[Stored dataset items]
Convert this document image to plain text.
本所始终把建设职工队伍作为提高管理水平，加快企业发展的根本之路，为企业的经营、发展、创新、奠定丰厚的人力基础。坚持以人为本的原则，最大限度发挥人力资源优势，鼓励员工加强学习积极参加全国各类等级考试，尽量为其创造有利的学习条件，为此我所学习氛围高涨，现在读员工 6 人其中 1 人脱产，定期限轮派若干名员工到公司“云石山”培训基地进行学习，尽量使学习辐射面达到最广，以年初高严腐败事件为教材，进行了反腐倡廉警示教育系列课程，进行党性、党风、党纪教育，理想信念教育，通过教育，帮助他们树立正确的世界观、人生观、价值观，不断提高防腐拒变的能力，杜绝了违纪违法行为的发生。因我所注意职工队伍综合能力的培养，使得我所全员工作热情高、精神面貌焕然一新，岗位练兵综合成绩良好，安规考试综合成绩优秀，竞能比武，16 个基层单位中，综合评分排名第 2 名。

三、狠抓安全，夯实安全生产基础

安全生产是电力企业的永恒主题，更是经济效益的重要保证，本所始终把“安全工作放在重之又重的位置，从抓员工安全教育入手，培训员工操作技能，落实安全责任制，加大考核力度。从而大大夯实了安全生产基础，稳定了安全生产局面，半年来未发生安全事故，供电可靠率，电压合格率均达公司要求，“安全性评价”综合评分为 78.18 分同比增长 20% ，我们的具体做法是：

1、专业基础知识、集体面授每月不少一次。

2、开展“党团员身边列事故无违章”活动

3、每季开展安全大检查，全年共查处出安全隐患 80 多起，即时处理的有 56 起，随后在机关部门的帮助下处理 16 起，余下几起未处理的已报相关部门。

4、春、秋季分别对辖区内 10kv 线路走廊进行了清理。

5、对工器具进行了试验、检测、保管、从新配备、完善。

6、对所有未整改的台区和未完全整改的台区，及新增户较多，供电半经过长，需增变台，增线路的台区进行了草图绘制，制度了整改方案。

§ Work to do
Can you restate every record above word for word?

§ Solved problem
Convert this document image to plain text.
本所始终把建设职工队伍作为提高管理水平，加快企业发展的根本之路，为企业的经营、发展、创新、奠定丰厚的人力基础。坚持以人为本的原则，最大限度发挥人力资源优势，鼓励员工加强学习积极参加全国各类等级考试，尽量为其创造有利的学习条件，为此我所学习氛围高涨，现在读员工 6 人其中 1 人脱产，定期限轮派若干名员工到公司“云石山”培训基地进行学习，尽量使学习辐射面达到最广，以年初高严腐败事件为教材，进行了反腐倡廉警示教育系列课程，进行党性、党风、党纪教育，理想信念教育，通过教育，帮助他们树立正确的世界观、人生观、价值观，不断提高防腐拒变的能力，杜绝了违纪违法行为的发生。因我所注意职工队伍综合能力的培养，使得我所全员工作热情高、精神面貌焕然一新，岗位练兵综合成绩良好，安规考试综合成绩优秀，竞能比武，16 个基层单位中，综合评分排名第 2 名。

三、狠抓安全，夯实安全生产基础

安全生产是电力企业的永恒主题，更是经济效益的重要保证，本所始终把“安全工作放在重之又重的位置，从抓员工安全教育入手，培训员工操作技能，落实安全责任制，加大考核力度。从而大大夯实了安全生产基础，稳定了安全生产局面，半年来未发生安全事故，供电可靠率，电压合格率均达公司要求，“安全性评价”综合评分为 78.18 分同比增长 20% ，我们的具体做法是：

1、专业基础知识、集体面授每月不少一次。

2、开展“党团员身边列事故无违章”活动

3、每季开展安全大检查，全年共查处出安全隐患 80 多起，即时处理的有 56 起，随后在机关部门的帮助下处理 16 起，余下几起未处理的已报相关部门。

4、春、秋季分别对辖区内 10kv 线路走廊进行了清理。

5、对工器具进行了试验、检测、保管、从新配备、完善。

6、对所有未整改的台区和未完全整改的台区，及新增户较多，供电半经过长，需增变台，增线路的台区进行了草图绘制，制度了整改方案。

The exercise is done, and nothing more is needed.